Tasks for this exercise >>
**A.** Copy the part of the interview on HIV and aging research that starts at "We have been" and ends at "to Alzheimer's development.", word for word.
**B.** According to the interview on HIV and aging research, how soon after diagnosis did HIV patients typically die thirty years ago?

We are hoping that our study of the gut will reveal signatures of change in the microbiome that may predict development of these diseases. More importantly, we hope that we can use preventive measures to modify the microbiome. We have some clinical studies now with HIV patients where we are exploring whether probiotics (bacteria that can aid digestion) can move the microbiome back from dysbiosis (a microbial imbalance in the digestive system) to eubiosis (a healthy balance).
You're also looking at cytomegalovirus, better known as CMV, a virus that infects more than half of adults but usually doesn't cause symptoms. How is it relevant to HIV research?
Almost all HIV patients are co-infected with CMV, which is a virus that may cause some of the consequences of aging. When we look at people as they age, we see that more of the immune system is focused around the response to CMV.
In the aging population, CMV appears to be an important virus that is contributing to inflammaging and immune senescence. We think it also plays an important role in driving inflammatory responses in our HIV population.
We have been thinking about therapies to reduce CMV, which we think may reduce the consequences of aging and inflammation. We've also studied CMV in Alzheimer's and published results indicating that this might be an important virus in the brain and a co-factor to Alzheimer's development.
Tell us about the latest research at Rush.
We are tracking a group of HIV patients as they move along and grow older. Thirty years ago, when HIV first gained widespread awareness, patients typically died within a month or two of diagnosis.
Now they are typically living a healthy life to an age that is only a few years short of normal. But they are contracting these diseases of aging, which is what we are studying.
We are studying the microbiome as one of the possible contributors to this accelerated aging. There are collaborators around the world who are involved in this subject. I was involved in organizing an HIV and Microbiome meeting, held on the National Institutes of Health campus last year, that focused on enhancing our understanding of the role of the microbiome in HIV pathogenesis, prevention and therapy.

Information shown >>

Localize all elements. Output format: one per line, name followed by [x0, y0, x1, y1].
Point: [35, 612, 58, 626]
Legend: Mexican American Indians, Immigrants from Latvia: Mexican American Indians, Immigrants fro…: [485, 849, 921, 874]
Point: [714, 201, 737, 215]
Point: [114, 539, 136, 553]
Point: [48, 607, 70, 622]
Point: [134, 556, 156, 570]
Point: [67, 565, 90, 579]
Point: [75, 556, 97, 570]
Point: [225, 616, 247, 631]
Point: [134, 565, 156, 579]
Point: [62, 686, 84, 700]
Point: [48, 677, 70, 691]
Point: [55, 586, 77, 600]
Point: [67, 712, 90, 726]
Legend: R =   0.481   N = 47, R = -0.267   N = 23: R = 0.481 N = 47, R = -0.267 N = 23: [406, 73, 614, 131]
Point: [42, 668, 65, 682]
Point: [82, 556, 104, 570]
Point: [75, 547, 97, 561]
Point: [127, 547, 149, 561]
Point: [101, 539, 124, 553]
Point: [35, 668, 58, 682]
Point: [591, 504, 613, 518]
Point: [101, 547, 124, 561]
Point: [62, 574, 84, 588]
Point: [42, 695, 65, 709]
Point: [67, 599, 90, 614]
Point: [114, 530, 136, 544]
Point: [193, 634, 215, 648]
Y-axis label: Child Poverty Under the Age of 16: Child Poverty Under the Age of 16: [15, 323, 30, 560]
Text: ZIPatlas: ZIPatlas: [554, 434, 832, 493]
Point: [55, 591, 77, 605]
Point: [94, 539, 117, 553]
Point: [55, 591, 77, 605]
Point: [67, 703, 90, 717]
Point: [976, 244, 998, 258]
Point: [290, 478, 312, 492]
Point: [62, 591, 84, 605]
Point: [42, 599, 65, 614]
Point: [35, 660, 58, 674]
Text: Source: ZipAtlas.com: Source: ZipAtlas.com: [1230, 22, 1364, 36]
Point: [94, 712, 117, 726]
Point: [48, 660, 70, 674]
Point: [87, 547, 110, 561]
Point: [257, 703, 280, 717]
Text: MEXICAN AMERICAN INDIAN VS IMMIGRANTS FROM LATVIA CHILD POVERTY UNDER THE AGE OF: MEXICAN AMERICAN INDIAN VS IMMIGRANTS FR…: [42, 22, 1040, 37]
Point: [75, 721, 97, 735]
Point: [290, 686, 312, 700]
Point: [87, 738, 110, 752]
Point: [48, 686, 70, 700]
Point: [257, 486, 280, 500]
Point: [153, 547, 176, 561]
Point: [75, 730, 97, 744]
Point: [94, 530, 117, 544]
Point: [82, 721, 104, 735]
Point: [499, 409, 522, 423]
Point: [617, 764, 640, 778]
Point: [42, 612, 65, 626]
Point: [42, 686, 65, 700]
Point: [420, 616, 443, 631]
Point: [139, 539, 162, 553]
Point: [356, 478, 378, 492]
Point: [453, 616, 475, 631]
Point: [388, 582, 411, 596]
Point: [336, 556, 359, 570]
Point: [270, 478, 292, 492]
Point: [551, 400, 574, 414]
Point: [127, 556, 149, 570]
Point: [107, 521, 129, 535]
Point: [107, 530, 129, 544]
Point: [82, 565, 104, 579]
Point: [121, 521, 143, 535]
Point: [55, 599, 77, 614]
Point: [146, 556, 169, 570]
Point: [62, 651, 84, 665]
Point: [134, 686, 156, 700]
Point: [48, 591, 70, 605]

Solutions by task >>
**A.**
We have been thinking about therapies to reduce CMV, which we think may reduce the consequences of aging and inflammation. We've also studied CMV in Alzheimer's and published results indicating that this might be an important virus in the brain and a co-factor to Alzheimer's development.

**B.** Within a month or two of diagnosis.